2. The second most troublesome use of the comma comes when a phrase within a sentence has to be separated from the rest of the sentence. To many students, the distinction seems totally arbitrary. It is not. Consider this sentence:

My grandmother who smokes pot is eighty.

Would you or wouldn't you put commas around "who smokes pot"? The answer is that you can do either; it depends entirely on what you mean to say. That is the important reason for going to all this trouble. Including the commas changes the meaning. If you don't know that, it's as if you were writing in a foreign language you do not understand. Imagine the possibilities for disaster!

Without commas, this sentence says that of your two grandmothers it is the pot-smoking one who is eighty. (The bourbondrinking one, presumably, is ninety-two.) Without commas, the phrase, as we say, is restrictive. It is there to indicate specifically which grandmother you are talking about.

With commas, "My grandmother, who smokes pot, is eighty" implies that you have only one grandmother, who is eighty and who (by the way) smokes pot. The commas separate out extra material that is added to the sentence but is not necessarily crucial to the main point, which is your grandmother's age. You could say "My grandmother is eighty," and the basics of the sentence would remain. You would, however, have just killed off your ninety-two-year-old bourbon-drinking grandmother. Way to go!

Another example of this same principle occurs when you are citing an author's books. Robert Frost poem "Stopping by Woods on a Snowy Evening" is a well-loved poem. Writing it this way, without commas around the name of the poem, specifies which of Frost's many poems you are talking about. It is restrictive. If you put in commas and write " Robert Frost poem, 'Stopping by Woods . . .'" you are saying that Robert Frost wrote only one poem, which (by the way) is called "Stopping by Woods . . . ." The difference between "Jane's husband Ted" and "Jill's husband, Fred," is that Jane is a bigamist. See?

= = = = = = =

Write the next part of the passage on comma usage, picking up right after its final sentence.

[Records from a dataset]
= = = = = = =

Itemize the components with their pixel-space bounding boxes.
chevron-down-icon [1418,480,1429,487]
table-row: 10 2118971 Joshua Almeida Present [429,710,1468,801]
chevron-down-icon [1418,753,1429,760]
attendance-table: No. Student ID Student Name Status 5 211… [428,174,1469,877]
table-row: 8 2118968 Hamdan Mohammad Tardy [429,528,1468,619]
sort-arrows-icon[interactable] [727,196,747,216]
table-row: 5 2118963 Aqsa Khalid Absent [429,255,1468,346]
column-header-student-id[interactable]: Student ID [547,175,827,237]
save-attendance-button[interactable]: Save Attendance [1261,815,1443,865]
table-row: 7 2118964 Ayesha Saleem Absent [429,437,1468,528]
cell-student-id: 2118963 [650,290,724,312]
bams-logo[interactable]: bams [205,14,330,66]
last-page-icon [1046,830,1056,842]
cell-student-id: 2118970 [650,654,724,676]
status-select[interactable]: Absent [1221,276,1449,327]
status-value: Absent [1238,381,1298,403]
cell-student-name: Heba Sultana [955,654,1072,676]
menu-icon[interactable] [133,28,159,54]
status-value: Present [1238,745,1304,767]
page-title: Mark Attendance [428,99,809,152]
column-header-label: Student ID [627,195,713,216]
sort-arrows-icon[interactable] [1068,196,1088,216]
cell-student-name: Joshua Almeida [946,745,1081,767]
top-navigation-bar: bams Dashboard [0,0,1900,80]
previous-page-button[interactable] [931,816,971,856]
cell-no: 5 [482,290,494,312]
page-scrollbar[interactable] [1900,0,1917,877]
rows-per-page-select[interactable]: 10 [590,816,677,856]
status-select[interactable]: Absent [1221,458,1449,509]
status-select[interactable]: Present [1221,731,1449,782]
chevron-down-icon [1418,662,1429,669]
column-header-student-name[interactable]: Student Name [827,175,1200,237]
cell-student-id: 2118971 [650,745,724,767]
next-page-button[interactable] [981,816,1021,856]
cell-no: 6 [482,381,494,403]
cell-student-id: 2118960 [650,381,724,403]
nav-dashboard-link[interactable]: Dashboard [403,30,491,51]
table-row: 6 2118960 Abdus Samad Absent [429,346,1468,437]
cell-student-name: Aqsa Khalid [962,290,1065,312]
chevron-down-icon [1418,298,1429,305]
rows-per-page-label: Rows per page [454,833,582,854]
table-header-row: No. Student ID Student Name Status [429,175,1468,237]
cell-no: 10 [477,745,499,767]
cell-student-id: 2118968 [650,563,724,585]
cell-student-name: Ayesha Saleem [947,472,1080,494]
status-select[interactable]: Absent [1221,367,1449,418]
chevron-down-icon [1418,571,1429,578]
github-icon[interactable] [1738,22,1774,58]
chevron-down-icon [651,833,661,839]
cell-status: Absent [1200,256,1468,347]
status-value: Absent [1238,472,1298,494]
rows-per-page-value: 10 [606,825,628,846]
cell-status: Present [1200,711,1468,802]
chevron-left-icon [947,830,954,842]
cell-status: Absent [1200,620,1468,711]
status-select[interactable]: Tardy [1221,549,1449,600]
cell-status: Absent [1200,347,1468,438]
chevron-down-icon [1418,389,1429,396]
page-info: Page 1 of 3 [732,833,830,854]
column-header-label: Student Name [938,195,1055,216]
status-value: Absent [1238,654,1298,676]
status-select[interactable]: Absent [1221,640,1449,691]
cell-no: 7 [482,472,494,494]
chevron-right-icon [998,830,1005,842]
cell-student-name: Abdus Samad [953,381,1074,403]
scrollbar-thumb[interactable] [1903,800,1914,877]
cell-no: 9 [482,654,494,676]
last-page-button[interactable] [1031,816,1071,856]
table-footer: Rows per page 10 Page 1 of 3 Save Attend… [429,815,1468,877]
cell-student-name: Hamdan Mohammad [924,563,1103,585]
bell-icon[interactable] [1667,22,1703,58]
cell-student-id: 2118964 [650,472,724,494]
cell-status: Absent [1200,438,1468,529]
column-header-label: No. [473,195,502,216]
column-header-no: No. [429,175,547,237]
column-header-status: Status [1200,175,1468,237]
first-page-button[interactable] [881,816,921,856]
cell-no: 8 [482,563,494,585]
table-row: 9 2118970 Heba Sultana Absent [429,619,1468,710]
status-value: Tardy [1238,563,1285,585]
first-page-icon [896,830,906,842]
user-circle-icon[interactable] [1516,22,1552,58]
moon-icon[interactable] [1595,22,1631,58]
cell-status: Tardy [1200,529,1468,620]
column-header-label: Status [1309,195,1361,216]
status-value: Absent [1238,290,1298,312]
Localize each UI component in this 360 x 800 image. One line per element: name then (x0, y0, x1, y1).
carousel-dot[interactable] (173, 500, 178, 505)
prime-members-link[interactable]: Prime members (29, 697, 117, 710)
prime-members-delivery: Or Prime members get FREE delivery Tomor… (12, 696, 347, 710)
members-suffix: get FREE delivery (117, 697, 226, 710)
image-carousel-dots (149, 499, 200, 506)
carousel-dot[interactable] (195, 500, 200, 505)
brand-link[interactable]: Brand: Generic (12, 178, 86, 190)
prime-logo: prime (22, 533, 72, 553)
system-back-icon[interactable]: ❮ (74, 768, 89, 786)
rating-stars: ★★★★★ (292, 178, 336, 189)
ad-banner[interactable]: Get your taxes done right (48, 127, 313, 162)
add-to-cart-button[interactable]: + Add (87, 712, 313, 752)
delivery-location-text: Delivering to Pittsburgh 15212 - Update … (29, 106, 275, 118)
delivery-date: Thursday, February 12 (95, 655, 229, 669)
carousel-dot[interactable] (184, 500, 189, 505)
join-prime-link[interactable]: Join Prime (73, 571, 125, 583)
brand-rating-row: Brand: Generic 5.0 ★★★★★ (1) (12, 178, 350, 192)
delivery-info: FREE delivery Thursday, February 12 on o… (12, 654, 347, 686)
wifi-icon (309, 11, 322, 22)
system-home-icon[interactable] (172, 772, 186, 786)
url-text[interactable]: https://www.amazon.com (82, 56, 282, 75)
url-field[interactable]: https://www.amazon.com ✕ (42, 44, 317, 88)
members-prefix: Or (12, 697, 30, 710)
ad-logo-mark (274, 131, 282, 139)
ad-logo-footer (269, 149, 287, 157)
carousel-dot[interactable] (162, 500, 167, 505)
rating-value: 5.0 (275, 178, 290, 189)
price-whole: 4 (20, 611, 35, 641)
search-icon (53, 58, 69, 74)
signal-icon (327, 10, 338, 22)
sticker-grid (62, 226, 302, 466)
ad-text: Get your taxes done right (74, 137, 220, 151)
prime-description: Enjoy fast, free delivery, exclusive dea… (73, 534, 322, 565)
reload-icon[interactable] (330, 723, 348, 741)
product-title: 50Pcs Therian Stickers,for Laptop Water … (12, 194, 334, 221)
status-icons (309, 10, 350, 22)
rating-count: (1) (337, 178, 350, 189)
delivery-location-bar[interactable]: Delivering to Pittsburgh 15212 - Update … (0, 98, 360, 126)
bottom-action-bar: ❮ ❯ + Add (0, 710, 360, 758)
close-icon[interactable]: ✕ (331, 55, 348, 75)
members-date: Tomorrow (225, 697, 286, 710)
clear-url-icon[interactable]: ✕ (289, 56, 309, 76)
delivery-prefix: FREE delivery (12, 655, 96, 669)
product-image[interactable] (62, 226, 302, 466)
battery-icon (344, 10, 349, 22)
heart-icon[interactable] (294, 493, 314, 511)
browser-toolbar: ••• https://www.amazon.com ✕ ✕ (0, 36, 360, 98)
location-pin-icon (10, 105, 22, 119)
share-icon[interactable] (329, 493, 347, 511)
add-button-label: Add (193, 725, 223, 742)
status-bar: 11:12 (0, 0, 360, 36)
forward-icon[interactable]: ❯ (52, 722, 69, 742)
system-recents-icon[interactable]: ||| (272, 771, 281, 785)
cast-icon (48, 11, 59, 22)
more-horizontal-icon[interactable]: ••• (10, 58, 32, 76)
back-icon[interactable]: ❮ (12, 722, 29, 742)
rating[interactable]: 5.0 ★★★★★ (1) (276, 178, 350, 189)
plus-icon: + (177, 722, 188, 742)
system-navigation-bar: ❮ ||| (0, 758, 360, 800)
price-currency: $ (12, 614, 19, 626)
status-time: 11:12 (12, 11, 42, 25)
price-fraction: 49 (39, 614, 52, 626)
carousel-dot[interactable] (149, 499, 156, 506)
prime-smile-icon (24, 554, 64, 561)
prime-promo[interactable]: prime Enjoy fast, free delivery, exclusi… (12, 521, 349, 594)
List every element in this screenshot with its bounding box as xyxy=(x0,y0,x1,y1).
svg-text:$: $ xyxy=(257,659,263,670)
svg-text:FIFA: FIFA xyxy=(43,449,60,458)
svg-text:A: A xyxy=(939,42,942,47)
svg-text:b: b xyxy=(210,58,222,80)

= = = = = = =

• [RESULT]:
The same principle applies elsewhere. "He stopped in Fairfax, Virginia, by mistake." Always put commas around the state or country so designated. This is because you are saying that Fairfax is (by the way) in Virginia. It is an extra bit of information like the year in the date July 4, 1776, when our country declared independence. I find that saying "(by the way)" to myself helps me to determine whether any particular phrase ought to or ought not to have commas around it.

For those who relish the finer distinctions, this is also the reason for sometimes using "that" and at other times using "which." You use "which" when the information in the phrase is incidental to the main idea, and you put a comma before the "which." You use "that" when the information is important and restricts the meaning of the main thought; in this case no comma is used. When you use "which," you should be able to think "(by the way)."